### What you should do
Quote everything from the start of the entries down to the line containing "mode-button[interactable] <box>333 1371", both ends included.

### Source material
'''

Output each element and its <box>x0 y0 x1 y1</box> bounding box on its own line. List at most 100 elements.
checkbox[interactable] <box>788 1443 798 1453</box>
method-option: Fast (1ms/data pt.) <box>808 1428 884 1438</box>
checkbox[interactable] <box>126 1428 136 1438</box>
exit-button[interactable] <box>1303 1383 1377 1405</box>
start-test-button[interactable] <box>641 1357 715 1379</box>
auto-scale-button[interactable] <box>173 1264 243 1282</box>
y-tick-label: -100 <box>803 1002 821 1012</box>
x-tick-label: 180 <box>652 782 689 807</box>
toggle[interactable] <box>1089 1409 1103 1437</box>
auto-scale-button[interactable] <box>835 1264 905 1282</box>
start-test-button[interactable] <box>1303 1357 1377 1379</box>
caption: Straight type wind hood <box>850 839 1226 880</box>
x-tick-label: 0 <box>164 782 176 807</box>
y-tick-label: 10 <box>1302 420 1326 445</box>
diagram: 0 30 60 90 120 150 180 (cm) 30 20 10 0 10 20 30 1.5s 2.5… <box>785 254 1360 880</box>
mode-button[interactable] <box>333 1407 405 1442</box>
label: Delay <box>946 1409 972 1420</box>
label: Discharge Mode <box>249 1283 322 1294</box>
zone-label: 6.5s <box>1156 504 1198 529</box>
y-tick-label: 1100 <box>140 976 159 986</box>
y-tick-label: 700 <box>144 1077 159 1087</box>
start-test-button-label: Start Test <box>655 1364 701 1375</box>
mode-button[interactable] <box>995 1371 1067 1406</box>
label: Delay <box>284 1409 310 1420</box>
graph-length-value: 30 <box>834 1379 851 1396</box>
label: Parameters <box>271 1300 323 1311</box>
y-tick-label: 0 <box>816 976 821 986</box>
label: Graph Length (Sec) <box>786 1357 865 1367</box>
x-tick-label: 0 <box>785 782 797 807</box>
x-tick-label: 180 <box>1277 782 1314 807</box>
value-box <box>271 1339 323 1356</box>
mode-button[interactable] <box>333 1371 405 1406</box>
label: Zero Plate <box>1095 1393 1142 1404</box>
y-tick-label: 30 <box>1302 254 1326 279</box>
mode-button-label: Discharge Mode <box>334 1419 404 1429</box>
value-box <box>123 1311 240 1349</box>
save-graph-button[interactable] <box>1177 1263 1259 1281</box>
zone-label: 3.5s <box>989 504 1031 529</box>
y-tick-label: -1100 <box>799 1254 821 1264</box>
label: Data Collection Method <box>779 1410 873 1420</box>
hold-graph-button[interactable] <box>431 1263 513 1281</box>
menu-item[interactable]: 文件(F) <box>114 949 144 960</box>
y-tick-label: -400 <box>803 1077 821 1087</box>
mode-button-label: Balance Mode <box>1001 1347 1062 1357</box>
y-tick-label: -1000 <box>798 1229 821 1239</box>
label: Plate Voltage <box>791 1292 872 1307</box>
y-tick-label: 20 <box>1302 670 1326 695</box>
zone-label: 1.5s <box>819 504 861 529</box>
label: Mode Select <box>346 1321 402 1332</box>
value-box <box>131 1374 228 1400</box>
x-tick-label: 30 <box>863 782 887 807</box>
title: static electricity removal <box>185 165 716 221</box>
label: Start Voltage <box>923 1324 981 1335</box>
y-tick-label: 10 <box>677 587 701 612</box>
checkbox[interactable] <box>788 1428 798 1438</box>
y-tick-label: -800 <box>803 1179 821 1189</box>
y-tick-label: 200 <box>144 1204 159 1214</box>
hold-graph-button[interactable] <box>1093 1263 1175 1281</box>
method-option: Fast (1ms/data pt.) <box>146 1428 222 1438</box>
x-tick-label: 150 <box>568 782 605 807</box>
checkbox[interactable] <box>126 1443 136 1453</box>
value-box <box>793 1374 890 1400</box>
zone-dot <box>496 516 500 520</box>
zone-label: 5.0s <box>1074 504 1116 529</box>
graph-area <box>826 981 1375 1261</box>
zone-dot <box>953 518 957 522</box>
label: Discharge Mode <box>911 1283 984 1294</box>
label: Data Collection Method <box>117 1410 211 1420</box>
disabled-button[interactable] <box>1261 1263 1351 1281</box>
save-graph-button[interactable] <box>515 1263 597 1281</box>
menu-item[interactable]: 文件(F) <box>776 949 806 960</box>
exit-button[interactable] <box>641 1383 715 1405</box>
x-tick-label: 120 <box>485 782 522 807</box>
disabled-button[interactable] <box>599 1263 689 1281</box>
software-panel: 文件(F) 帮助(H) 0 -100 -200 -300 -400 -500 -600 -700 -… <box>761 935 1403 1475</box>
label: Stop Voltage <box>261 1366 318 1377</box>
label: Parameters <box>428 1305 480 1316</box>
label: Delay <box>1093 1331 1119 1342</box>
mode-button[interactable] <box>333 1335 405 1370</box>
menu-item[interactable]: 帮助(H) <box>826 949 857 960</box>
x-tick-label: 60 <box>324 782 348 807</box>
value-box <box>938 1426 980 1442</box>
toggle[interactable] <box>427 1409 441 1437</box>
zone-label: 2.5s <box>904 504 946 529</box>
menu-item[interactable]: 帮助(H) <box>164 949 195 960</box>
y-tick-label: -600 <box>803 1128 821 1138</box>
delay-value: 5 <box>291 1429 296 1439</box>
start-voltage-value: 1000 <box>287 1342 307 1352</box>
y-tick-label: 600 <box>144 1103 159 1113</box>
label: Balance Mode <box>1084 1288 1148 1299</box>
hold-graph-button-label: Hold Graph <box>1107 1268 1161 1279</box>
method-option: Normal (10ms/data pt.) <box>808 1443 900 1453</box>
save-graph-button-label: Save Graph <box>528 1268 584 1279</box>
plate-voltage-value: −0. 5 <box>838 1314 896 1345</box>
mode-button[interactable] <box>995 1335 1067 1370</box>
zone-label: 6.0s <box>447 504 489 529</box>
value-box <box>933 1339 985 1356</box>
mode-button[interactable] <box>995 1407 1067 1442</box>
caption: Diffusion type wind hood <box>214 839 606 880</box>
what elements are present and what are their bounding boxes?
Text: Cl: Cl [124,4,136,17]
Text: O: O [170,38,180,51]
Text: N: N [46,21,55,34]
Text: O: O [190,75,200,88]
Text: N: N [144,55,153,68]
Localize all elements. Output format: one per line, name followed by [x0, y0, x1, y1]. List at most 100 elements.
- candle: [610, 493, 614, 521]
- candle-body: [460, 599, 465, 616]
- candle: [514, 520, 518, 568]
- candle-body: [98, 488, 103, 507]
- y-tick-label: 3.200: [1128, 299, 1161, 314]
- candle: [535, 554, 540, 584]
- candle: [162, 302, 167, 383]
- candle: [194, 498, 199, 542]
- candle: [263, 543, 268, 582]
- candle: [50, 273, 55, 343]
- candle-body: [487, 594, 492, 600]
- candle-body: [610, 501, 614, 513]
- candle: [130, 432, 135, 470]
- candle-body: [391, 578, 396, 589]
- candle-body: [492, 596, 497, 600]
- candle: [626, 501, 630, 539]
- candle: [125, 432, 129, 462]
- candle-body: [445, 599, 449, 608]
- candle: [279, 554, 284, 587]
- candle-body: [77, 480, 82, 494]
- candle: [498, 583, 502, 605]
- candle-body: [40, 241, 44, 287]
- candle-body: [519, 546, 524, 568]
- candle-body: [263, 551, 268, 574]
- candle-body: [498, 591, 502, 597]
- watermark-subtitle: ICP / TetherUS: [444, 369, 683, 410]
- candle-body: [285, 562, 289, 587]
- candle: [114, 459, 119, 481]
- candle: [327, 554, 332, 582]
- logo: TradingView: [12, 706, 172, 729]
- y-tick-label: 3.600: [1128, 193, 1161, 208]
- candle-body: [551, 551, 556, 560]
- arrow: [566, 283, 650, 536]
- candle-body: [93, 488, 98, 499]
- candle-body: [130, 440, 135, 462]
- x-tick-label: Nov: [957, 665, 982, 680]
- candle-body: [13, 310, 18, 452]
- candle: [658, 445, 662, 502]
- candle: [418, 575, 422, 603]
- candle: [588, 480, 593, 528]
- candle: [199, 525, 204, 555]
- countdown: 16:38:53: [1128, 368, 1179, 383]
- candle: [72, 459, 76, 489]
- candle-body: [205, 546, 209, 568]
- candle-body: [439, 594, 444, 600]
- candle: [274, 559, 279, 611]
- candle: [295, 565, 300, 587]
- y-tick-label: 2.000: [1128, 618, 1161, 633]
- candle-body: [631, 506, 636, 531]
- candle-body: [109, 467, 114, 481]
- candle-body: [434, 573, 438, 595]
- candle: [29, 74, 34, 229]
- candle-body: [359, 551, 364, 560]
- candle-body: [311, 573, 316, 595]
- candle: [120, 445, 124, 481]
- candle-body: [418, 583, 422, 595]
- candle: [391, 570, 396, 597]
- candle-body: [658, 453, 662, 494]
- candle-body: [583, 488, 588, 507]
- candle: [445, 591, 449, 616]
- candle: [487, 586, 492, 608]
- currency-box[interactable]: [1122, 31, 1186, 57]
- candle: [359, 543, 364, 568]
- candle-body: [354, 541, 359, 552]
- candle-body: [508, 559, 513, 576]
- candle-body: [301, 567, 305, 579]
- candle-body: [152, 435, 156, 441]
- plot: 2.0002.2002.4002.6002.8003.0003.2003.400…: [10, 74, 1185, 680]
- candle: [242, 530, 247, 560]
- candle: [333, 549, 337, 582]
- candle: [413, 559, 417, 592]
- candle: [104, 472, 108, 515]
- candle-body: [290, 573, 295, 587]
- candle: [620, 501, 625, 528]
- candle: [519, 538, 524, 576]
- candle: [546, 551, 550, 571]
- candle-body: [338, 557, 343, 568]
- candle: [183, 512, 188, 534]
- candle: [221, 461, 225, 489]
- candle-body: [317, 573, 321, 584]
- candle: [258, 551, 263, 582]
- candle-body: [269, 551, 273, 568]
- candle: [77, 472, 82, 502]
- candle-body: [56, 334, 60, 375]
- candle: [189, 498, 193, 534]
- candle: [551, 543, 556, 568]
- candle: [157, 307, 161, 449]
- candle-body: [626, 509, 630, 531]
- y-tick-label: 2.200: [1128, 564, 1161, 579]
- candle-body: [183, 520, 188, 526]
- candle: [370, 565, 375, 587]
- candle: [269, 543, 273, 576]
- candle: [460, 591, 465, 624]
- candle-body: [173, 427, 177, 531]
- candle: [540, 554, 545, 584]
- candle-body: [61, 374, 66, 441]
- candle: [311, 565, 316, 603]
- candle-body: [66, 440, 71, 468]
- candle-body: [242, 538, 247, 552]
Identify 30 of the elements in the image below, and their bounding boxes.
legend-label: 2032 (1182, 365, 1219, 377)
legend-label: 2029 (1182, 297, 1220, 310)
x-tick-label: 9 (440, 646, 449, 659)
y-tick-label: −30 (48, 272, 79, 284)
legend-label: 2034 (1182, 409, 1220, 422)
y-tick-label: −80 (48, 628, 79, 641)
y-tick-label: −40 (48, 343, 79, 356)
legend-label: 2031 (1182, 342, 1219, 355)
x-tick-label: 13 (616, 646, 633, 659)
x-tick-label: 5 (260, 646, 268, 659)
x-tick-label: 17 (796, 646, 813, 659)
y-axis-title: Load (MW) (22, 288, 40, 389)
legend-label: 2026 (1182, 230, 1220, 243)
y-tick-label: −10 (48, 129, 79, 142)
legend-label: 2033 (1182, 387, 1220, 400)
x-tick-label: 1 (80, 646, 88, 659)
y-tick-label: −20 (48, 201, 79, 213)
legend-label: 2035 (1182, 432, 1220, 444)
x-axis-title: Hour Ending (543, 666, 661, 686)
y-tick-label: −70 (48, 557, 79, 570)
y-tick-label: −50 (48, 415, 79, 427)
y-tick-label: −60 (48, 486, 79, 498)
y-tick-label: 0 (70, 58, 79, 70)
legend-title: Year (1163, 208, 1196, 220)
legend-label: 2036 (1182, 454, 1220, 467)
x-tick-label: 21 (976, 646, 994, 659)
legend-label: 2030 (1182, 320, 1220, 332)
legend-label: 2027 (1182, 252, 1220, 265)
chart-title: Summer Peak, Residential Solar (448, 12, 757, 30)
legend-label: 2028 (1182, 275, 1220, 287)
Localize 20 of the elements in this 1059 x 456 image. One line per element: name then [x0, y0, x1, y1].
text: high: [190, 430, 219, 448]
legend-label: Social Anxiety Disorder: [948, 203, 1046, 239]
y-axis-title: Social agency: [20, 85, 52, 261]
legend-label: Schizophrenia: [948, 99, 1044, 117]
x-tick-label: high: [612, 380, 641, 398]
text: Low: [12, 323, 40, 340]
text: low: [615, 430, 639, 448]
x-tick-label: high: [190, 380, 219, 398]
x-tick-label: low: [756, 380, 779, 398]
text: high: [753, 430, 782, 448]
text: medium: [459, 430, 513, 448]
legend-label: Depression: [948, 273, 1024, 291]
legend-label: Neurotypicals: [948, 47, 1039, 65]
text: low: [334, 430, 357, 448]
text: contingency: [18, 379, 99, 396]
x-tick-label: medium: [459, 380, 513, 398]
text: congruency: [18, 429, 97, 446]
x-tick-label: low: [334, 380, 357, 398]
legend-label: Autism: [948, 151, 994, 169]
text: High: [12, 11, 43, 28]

'''

### Completed task
Output each element and its <box>x0 y0 x1 y1</box> bounding box on its own line. List at most 100 elements.
checkbox[interactable] <box>788 1443 798 1453</box>
method-option: Fast (1ms/data pt.) <box>808 1428 884 1438</box>
checkbox[interactable] <box>126 1428 136 1438</box>
exit-button[interactable] <box>1303 1383 1377 1405</box>
start-test-button[interactable] <box>641 1357 715 1379</box>
auto-scale-button[interactable] <box>173 1264 243 1282</box>
y-tick-label: -100 <box>803 1002 821 1012</box>
x-tick-label: 180 <box>652 782 689 807</box>
toggle[interactable] <box>1089 1409 1103 1437</box>
auto-scale-button[interactable] <box>835 1264 905 1282</box>
start-test-button[interactable] <box>1303 1357 1377 1379</box>
caption: Straight type wind hood <box>850 839 1226 880</box>
x-tick-label: 0 <box>164 782 176 807</box>
y-tick-label: 10 <box>1302 420 1326 445</box>
diagram: 0 30 60 90 120 150 180 (cm) 30 20 10 0 10 20 30 1.5s 2.5… <box>785 254 1360 880</box>
mode-button[interactable] <box>333 1407 405 1442</box>
label: Delay <box>946 1409 972 1420</box>
label: Discharge Mode <box>249 1283 322 1294</box>
zone-label: 6.5s <box>1156 504 1198 529</box>
y-tick-label: 1100 <box>140 976 159 986</box>
y-tick-label: 700 <box>144 1077 159 1087</box>
start-test-button-label: Start Test <box>655 1364 701 1375</box>
mode-button[interactable] <box>995 1371 1067 1406</box>
label: Delay <box>284 1409 310 1420</box>
graph-length-value: 30 <box>834 1379 851 1396</box>
label: Parameters <box>271 1300 323 1311</box>
y-tick-label: 0 <box>816 976 821 986</box>
label: Graph Length (Sec) <box>786 1357 865 1367</box>
x-tick-label: 0 <box>785 782 797 807</box>
x-tick-label: 180 <box>1277 782 1314 807</box>
value-box <box>271 1339 323 1356</box>
mode-button[interactable] <box>333 1371 405 1406</box>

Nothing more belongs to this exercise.